:: MATERIAL ::
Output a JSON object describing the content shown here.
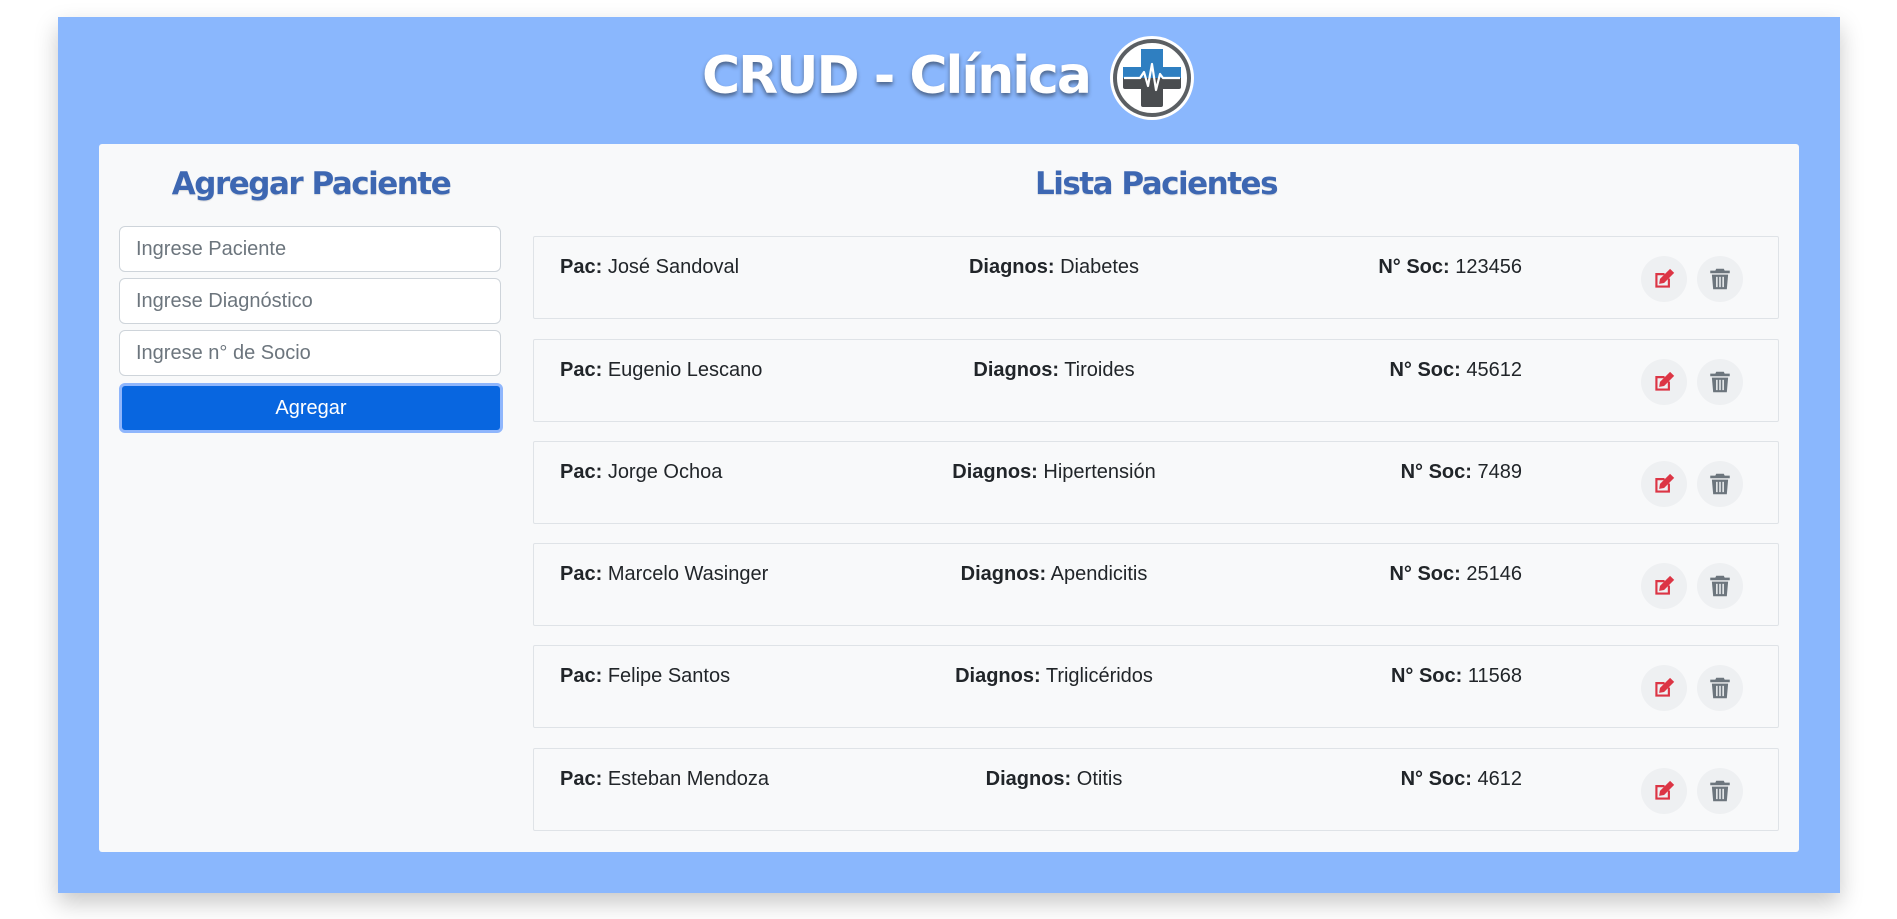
{
  "header": {
    "title": "CRUD - Clínica",
    "logo_icon": "medical-cross-heartbeat-icon"
  },
  "form": {
    "title": "Agregar Paciente",
    "patient_placeholder": "Ingrese Paciente",
    "diagnosis_placeholder": "Ingrese Diagnóstico",
    "member_placeholder": "Ingrese n° de Socio",
    "submit_label": "Agregar"
  },
  "list": {
    "title": "Lista Pacientes",
    "labels": {
      "patient": "Pac:",
      "diagnosis": "Diagnos:",
      "member": "N° Soc:"
    },
    "rows": [
      {
        "name": "José Sandoval",
        "diagnosis": "Diabetes",
        "member": "123456"
      },
      {
        "name": "Eugenio Lescano",
        "diagnosis": "Tiroides",
        "member": "45612"
      },
      {
        "name": "Jorge Ochoa",
        "diagnosis": "Hipertensión",
        "member": "7489"
      },
      {
        "name": "Marcelo Wasinger",
        "diagnosis": "Apendicitis",
        "member": "25146"
      },
      {
        "name": "Felipe Santos",
        "diagnosis": "Triglicéridos",
        "member": "11568"
      },
      {
        "name": "Esteban Mendoza",
        "diagnosis": "Otitis",
        "member": "4612"
      }
    ]
  },
  "colors": {
    "background": "#8ab7fd",
    "panel": "#f8f9fa",
    "title_blue": "#3d67b2",
    "button_blue": "#0866e0",
    "edit_red": "#dc3545",
    "delete_gray": "#6c757d"
  }
}
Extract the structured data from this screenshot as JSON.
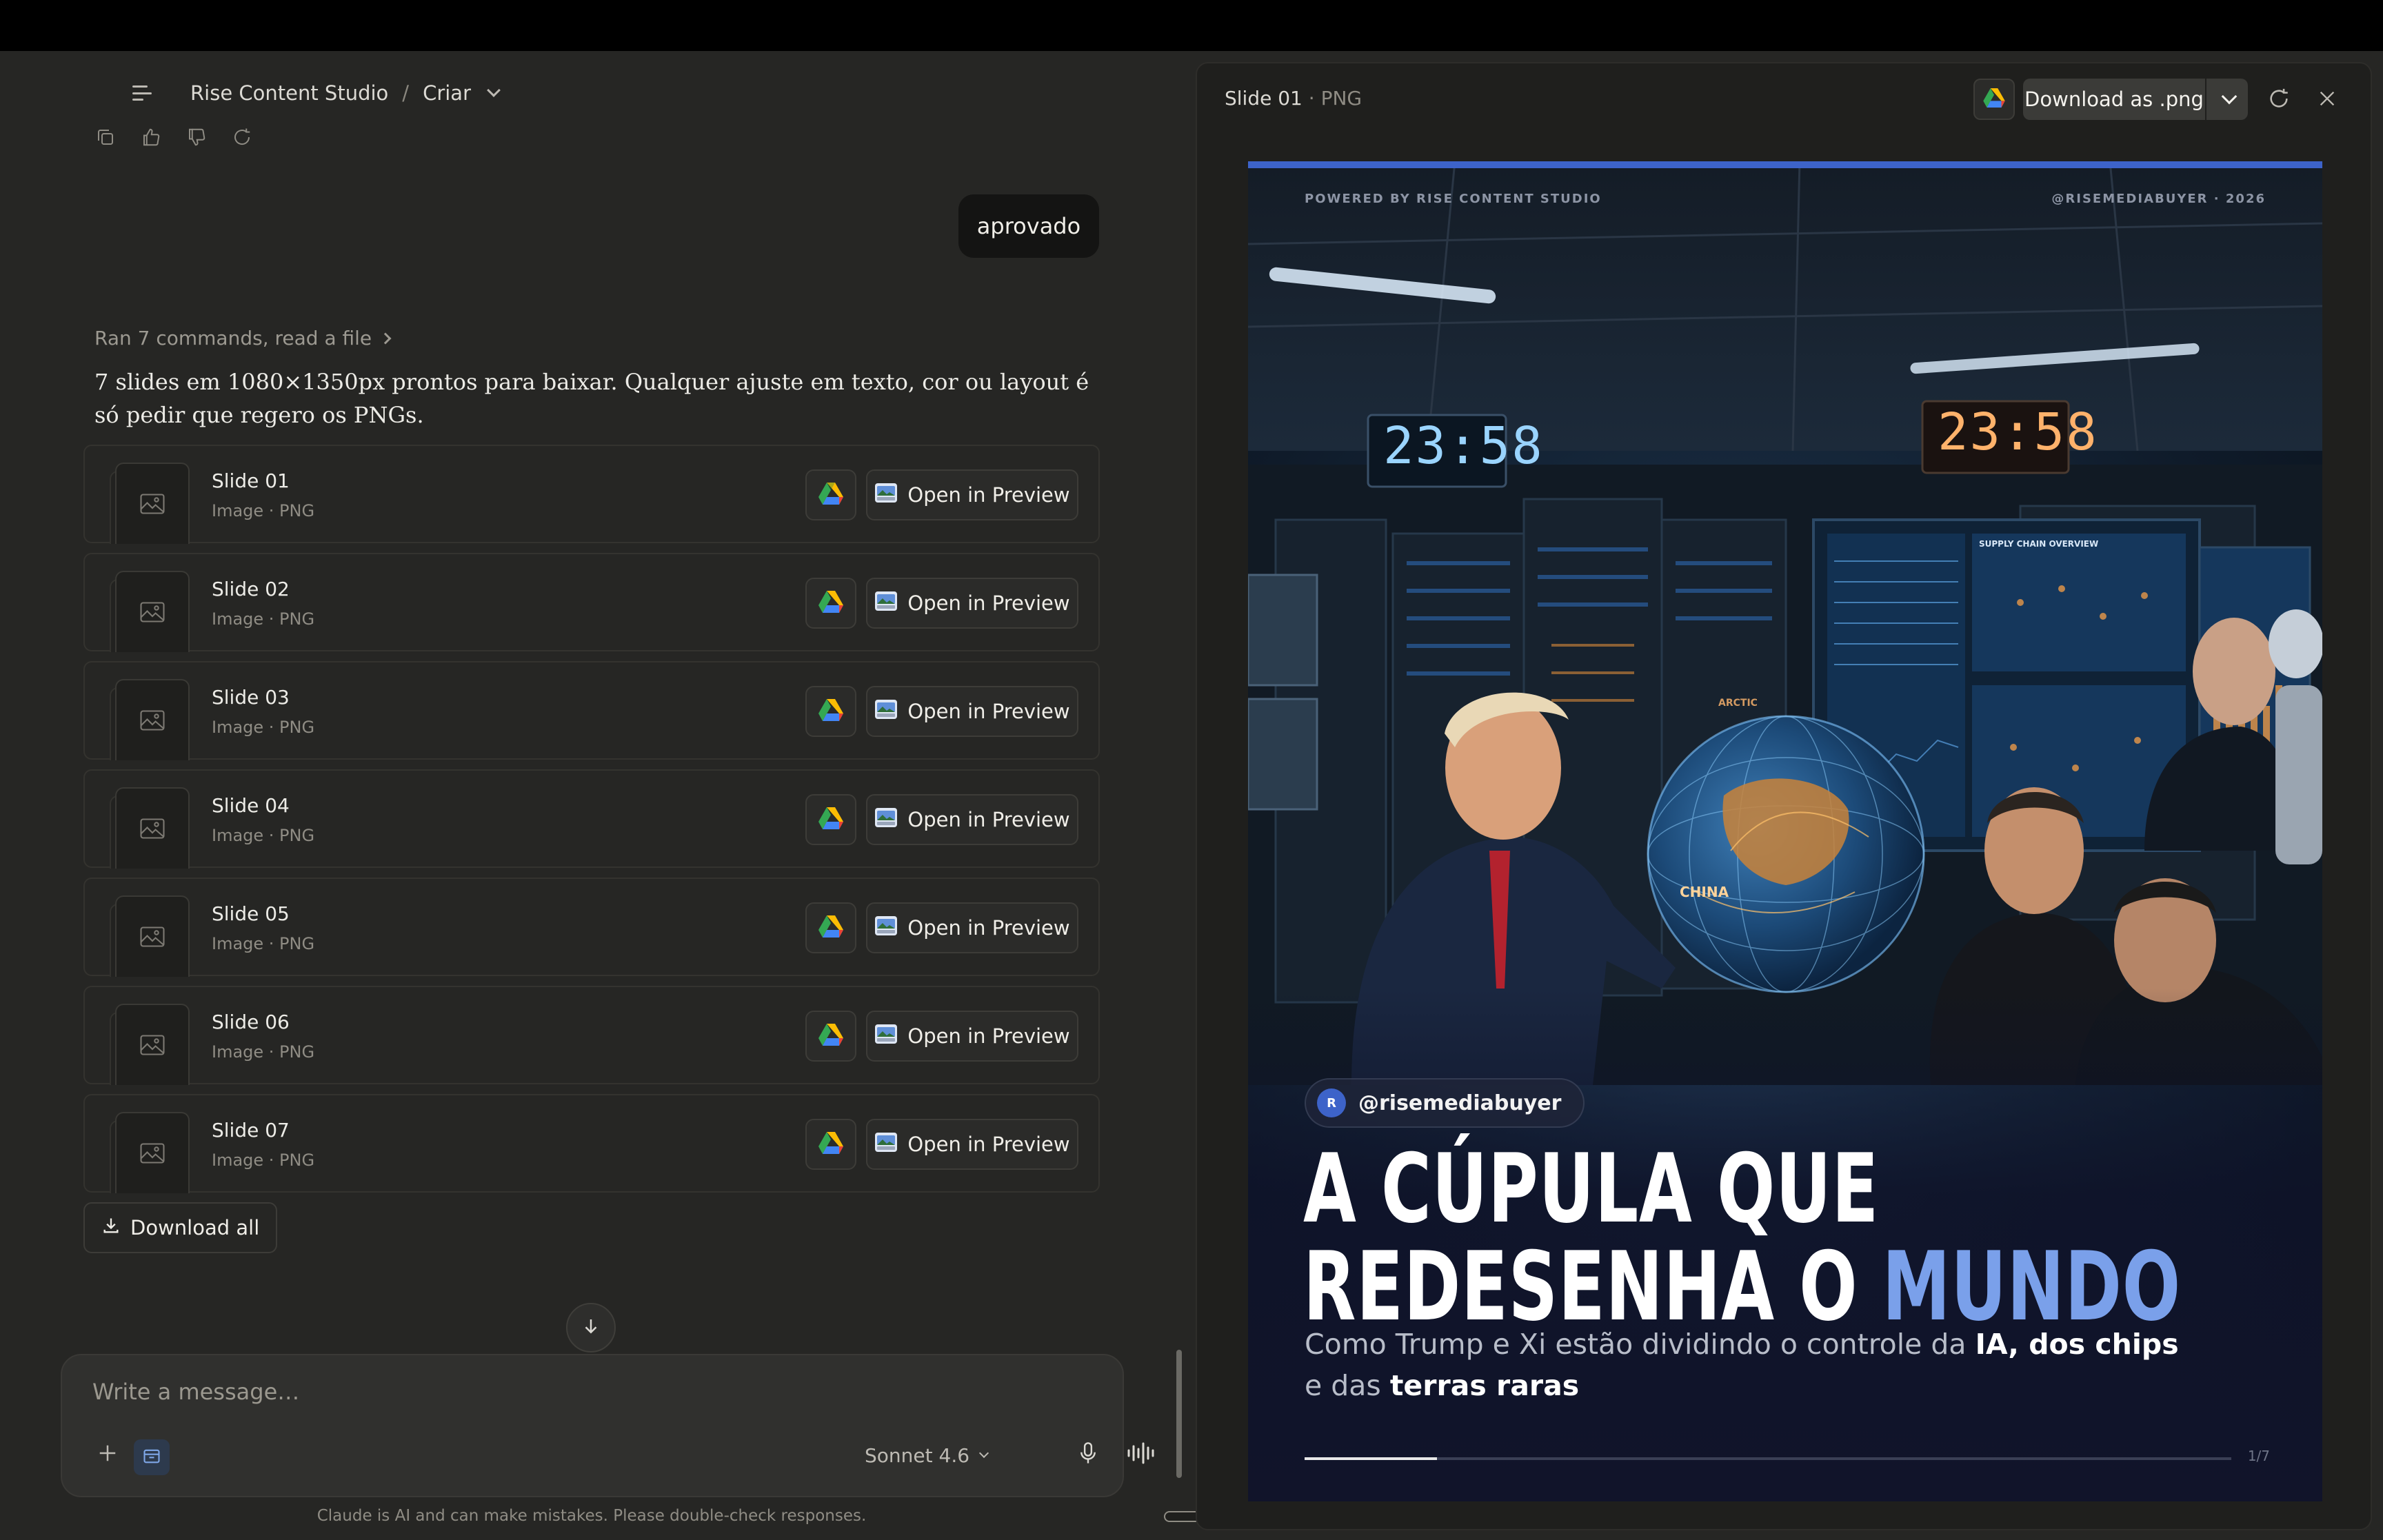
{
  "breadcrumb": {
    "project": "Rise Content Studio",
    "separator": "/",
    "chat": "Criar"
  },
  "user_message": "aprovado",
  "assistant": {
    "tool_summary": "Ran 7 commands, read a file",
    "text": "7 slides em 1080×1350px prontos para baixar. Qualquer ajuste em texto, cor ou layout é só pedir que regero os PNGs."
  },
  "files": [
    {
      "name": "Slide 01",
      "type": "Image · PNG",
      "open_label": "Open in Preview"
    },
    {
      "name": "Slide 02",
      "type": "Image · PNG",
      "open_label": "Open in Preview"
    },
    {
      "name": "Slide 03",
      "type": "Image · PNG",
      "open_label": "Open in Preview"
    },
    {
      "name": "Slide 04",
      "type": "Image · PNG",
      "open_label": "Open in Preview"
    },
    {
      "name": "Slide 05",
      "type": "Image · PNG",
      "open_label": "Open in Preview"
    },
    {
      "name": "Slide 06",
      "type": "Image · PNG",
      "open_label": "Open in Preview"
    },
    {
      "name": "Slide 07",
      "type": "Image · PNG",
      "open_label": "Open in Preview"
    }
  ],
  "download_all_label": "Download all",
  "composer": {
    "placeholder": "Write a message…",
    "model": "Sonnet 4.6"
  },
  "disclaimer": "Claude is AI and can make mistakes. Please double-check responses.",
  "preview": {
    "title": "Slide 01",
    "meta": "· PNG",
    "download_label": "Download as .png",
    "slide": {
      "powered_by": "POWERED BY RISE CONTENT STUDIO",
      "handle_year": "@RISEMEDIABUYER · 2026",
      "clock_left": "23:58",
      "clock_right": "23:58",
      "map_label_china": "CHINA",
      "map_label_arctic": "ARCTIC",
      "panel_label": "SUPPLY CHAIN OVERVIEW",
      "author_initial": "R",
      "author_handle": "@risemediabuyer",
      "headline_line1": "A CÚPULA QUE",
      "headline_line2_a": "REDESENHA O ",
      "headline_line2_b": "MUNDO",
      "sub_a": "Como Trump e Xi estão dividindo o controle da ",
      "sub_b1": "IA, dos chips",
      "sub_c": " e das ",
      "sub_b2": "terras raras",
      "page_indicator": "1/7",
      "progress": 0.143
    }
  },
  "colors": {
    "accent_blue": "#3d63c9",
    "headline_accent": "#7aa0ea",
    "clock_blue": "#9ad4ff",
    "clock_orange": "#ffb26b"
  }
}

:: THE PROBLEM ::
Repeat each record exactly as shown above, dropping all images.

:: WRITTEN RESPONSE ::
Output a JSON object describing the content shown here.
{
  "header": {
    "title": "CRUD - Clínica",
    "logo_icon": "medical-cross-heartbeat-icon"
  },
  "form": {
    "title": "Agregar Paciente",
    "patient_placeholder": "Ingrese Paciente",
    "diagnosis_placeholder": "Ingrese Diagnóstico",
    "member_placeholder": "Ingrese n° de Socio",
    "submit_label": "Agregar"
  },
  "list": {
    "title": "Lista Pacientes",
    "labels": {
      "patient": "Pac:",
      "diagnosis": "Diagnos:",
      "member": "N° Soc:"
    },
    "rows": [
      {
        "name": "José Sandoval",
        "diagnosis": "Diabetes",
        "member": "123456"
      },
      {
        "name": "Eugenio Lescano",
        "diagnosis": "Tiroides",
        "member": "45612"
      },
      {
        "name": "Jorge Ochoa",
        "diagnosis": "Hipertensión",
        "member": "7489"
      },
      {
        "name": "Marcelo Wasinger",
        "diagnosis": "Apendicitis",
        "member": "25146"
      },
      {
        "name": "Felipe Santos",
        "diagnosis": "Triglicéridos",
        "member": "11568"
      },
      {
        "name": "Esteban Mendoza",
        "diagnosis": "Otitis",
        "member": "4612"
      }
    ]
  },
  "colors": {
    "background": "#8ab7fd",
    "panel": "#f8f9fa",
    "title_blue": "#3d67b2",
    "button_blue": "#0866e0",
    "edit_red": "#dc3545",
    "delete_gray": "#6c757d"
  }
}
Extract the structured data from this screenshot as JSON.
{
  "breadcrumb": {
    "project": "Rise Content Studio",
    "separator": "/",
    "chat": "Criar"
  },
  "user_message": "aprovado",
  "assistant": {
    "tool_summary": "Ran 7 commands, read a file",
    "text": "7 slides em 1080×1350px prontos para baixar. Qualquer ajuste em texto, cor ou layout é só pedir que regero os PNGs."
  },
  "files": [
    {
      "name": "Slide 01",
      "type": "Image · PNG",
      "open_label": "Open in Preview"
    },
    {
      "name": "Slide 02",
      "type": "Image · PNG",
      "open_label": "Open in Preview"
    },
    {
      "name": "Slide 03",
      "type": "Image · PNG",
      "open_label": "Open in Preview"
    },
    {
      "name": "Slide 04",
      "type": "Image · PNG",
      "open_label": "Open in Preview"
    },
    {
      "name": "Slide 05",
      "type": "Image · PNG",
      "open_label": "Open in Preview"
    },
    {
      "name": "Slide 06",
      "type": "Image · PNG",
      "open_label": "Open in Preview"
    },
    {
      "name": "Slide 07",
      "type": "Image · PNG",
      "open_label": "Open in Preview"
    }
  ],
  "download_all_label": "Download all",
  "composer": {
    "placeholder": "Write a message…",
    "model": "Sonnet 4.6"
  },
  "disclaimer": "Claude is AI and can make mistakes. Please double-check responses.",
  "preview": {
    "title": "Slide 01",
    "meta": "· PNG",
    "download_label": "Download as .png",
    "slide": {
      "powered_by": "POWERED BY RISE CONTENT STUDIO",
      "handle_year": "@RISEMEDIABUYER · 2026",
      "clock_left": "23:58",
      "clock_right": "23:58",
      "map_label_china": "CHINA",
      "map_label_arctic": "ARCTIC",
      "panel_label": "SUPPLY CHAIN OVERVIEW",
      "author_initial": "R",
      "author_handle": "@risemediabuyer",
      "headline_line1": "A CÚPULA QUE",
      "headline_line2_a": "REDESENHA O ",
      "headline_line2_b": "MUNDO",
      "sub_a": "Como Trump e Xi estão dividindo o controle da ",
      "sub_b1": "IA, dos chips",
      "sub_c": " e das ",
      "sub_b2": "terras raras",
      "page_indicator": "1/7",
      "progress": 0.143
    }
  },
  "colors": {
    "accent_blue": "#3d63c9",
    "headline_accent": "#7aa0ea",
    "clock_blue": "#9ad4ff",
    "clock_orange": "#ffb26b"
  }
}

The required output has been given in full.